### Excerpted passage
=-=-=-=-=

323 U.S.App.D.C. 367

William Albert RISLEY, Appellant,
v.
Kathleen HAWK, National Director of the U.S. Bureau of
Prisons, et al., Appellees.

No. 96-5081.

United States Court of Appeals,
District of Columbia Circuit.

March 5, 1997.

Before: GINSBURG, SENTELLE, and HENDERSON, Circuit Judges.

ORDER

PER CURIAM.

1

Upon consideration of the motion for appointment of counsel; the motion for summary affirmance, and the opposition thereto, which includes a motion for summary reversal, it is

2

ORDERED that the motion for appointment of counsel be denied. With the exception of defendants appealing or defending in criminal cases, appellants are not entitled to appointment of counsel when they have not demonstrated sufficient likelihood of success on the merits. See D.C. Circuit Handbook of Practice and Internal Procedures 51 (1994). It is

3

FURTHER ORDERED that the motion for summary reversal be denied and the motion for summary affirmance be granted. The merits of the parties' positions are so clear as to warrant summary action. See Taxpayers Watchdog, Inc. v. Stanley, 819 F.2d 294, 297 (D.C.Cir.1987) (per curiam); Walker v. Washington, 627 F.2d 541, 545 (D.C.Cir.) (per curiam), cert. denied, 449 U.S. 994, 101 S. Ct. 532, 66 L. Ed. 2d 292 (1980). On appeal, appellant challenges the dismissal of his claims made pursuant to Bivens v. Six Unknown Named Agents of Fed. Bureau of Narcotics, 403 U.S. 388, 91 S. Ct. 1999, 29 L. Ed. 2d 619 (1971). The district court properly concluded it lacked personal jurisdiction over three of the defendants, White, Connors, and Killenger. Reuber v. United States, 750 F.2d 1039, 1049-50 (D.C.Cir.1984). In addition, the district court properly concluded that appellant failed to state a Bivens claim against defendants Hawk and Megathlin. Absent allegations concerning personal involvement by those defendants, appellant's Eighth Amendment claims against them are nothing more than an allegation of respondeat superior, which is not cognizable in a Bivens action. See Cameronv. [323 U.S.App.D.C. 368] Thornburgh, 983 F.2d 253, 258 (D.C.Cir.1993). With respect to defendant Carlson, the government provided evidence that Carlson responded to appellant's grievances. Carlson's response shows that he did not know of and disregard an excessive risk to appellant's health or safety. See Farmer v. Brennan, 511 U.S. 825, 114 S. Ct. 1970, 128 L. Ed. 2d 811 (1994). Appellant did not set forth any specific facts indicating otherwise. See Fed.R.Civ.P. 56(e). Accordingly, the government was entitled to summary judgment on the claim against Carlson. See Celotex Corp. v. Catrett, 477 U.S. 317, 325, 106 S. Ct. 2548, 2553-54, 91 L. Ed. 2d 265 (1986).

=-=-=-=-=

### Dataset excerpts
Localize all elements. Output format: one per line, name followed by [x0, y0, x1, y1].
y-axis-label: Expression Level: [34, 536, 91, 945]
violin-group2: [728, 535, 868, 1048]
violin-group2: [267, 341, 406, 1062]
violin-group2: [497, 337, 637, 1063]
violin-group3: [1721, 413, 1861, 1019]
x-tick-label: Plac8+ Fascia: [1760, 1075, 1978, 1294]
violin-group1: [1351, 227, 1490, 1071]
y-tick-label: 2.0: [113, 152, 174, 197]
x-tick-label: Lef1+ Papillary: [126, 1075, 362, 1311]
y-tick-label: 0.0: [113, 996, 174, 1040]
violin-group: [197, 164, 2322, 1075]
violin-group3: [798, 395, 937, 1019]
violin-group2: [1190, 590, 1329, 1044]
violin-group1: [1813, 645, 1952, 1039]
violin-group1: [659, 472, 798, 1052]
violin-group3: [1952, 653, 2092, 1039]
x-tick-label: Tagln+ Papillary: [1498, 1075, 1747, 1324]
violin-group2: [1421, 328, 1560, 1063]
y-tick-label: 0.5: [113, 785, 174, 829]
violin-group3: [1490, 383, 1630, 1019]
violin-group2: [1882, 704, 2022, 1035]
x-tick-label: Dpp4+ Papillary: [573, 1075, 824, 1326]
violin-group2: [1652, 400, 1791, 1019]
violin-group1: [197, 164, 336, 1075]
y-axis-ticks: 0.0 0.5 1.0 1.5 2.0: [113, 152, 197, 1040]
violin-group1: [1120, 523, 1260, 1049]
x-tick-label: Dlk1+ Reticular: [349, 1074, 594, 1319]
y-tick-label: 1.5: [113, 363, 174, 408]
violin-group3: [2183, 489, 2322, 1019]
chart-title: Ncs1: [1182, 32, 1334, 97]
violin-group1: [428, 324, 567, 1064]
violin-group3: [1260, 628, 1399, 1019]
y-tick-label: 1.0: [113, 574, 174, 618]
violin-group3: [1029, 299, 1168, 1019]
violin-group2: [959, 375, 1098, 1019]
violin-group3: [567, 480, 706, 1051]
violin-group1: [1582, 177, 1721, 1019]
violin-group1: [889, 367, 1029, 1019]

=-=-=-=-=

### Required action A
In the court order, which three defendants did the district court lack personal jurisdiction over?
### Required action B
Mark each statement yes or no against the court order, quoting the words that decide it: (i) The motion for appointment of counsel was granted. (ii) The motion for summary affirmance was granted. (iii) The government provided evidence that Carlson responded to the appellant's grievances.
### Required action C
Extend the court order in the Risley appeal beyond its final sentence.
The items have nothing to do with the court order.

### Expected output A
White, Connors, and Killenger.

### Expected output B
(i) No: "ORDERED that the motion for appointment of counsel be denied."
(ii) Yes: "the motion for summary affirmance be granted."
(iii) Yes: "the government provided evidence that Carlson responded to appellant's grievances."

### Expected output C
4

With respect to appellant's claims for injunctive relief, although it is unclear whether this action is duplicative of his previous suits, other grounds warrant dismissal of those claims. Because the record indicates that appellant was transferred after his complaint was filed and is no longer incarcerated in any of the prisons from which his claims arose, most of his requests for injunctive relief are moot. See Preiser v. Newkirk, 422 U.S. 395, 402-03, 95 S. Ct. 2330, 2334-35, 45 L. Ed. 2d 272 (1975); see also Higgason v. Farley, 83 F.3d 807, 811 (7th Cir.1996); Prins v. Coughlin, 76 F.3d 504, 506 (2d Cir.1996). One exception is appellant's request pursuant to the Privacy Act, 5 U.S.C. § 552a, for amendment of his allegedly false medical records. Although that claim is not moot, Bureau of Prison regulations exempt the agency from the Privacy Act provision requiring inaccurate files to be amended. See Sellers v. Bureau of Prisons, 959 F.2d 307, 309 (D.C.Cir.1992). In addition, although the Bureau of Prisons is subject to the Act's requirement that an agency maintain its records accurately, id., injunctive relief is not available under that section. See 5 U.S.C. §§ 552a(g)(1)(C), (g)(4).

5

The Clerk is directed to withhold issuance of the mandate herein until seven days after disposition of any timely petition for rehearing. See D.C.Cir.Rule 41. The Clerk is further directed to arrange for publication of this order. See D.C.Cir.Rule 36(a)(2)(F).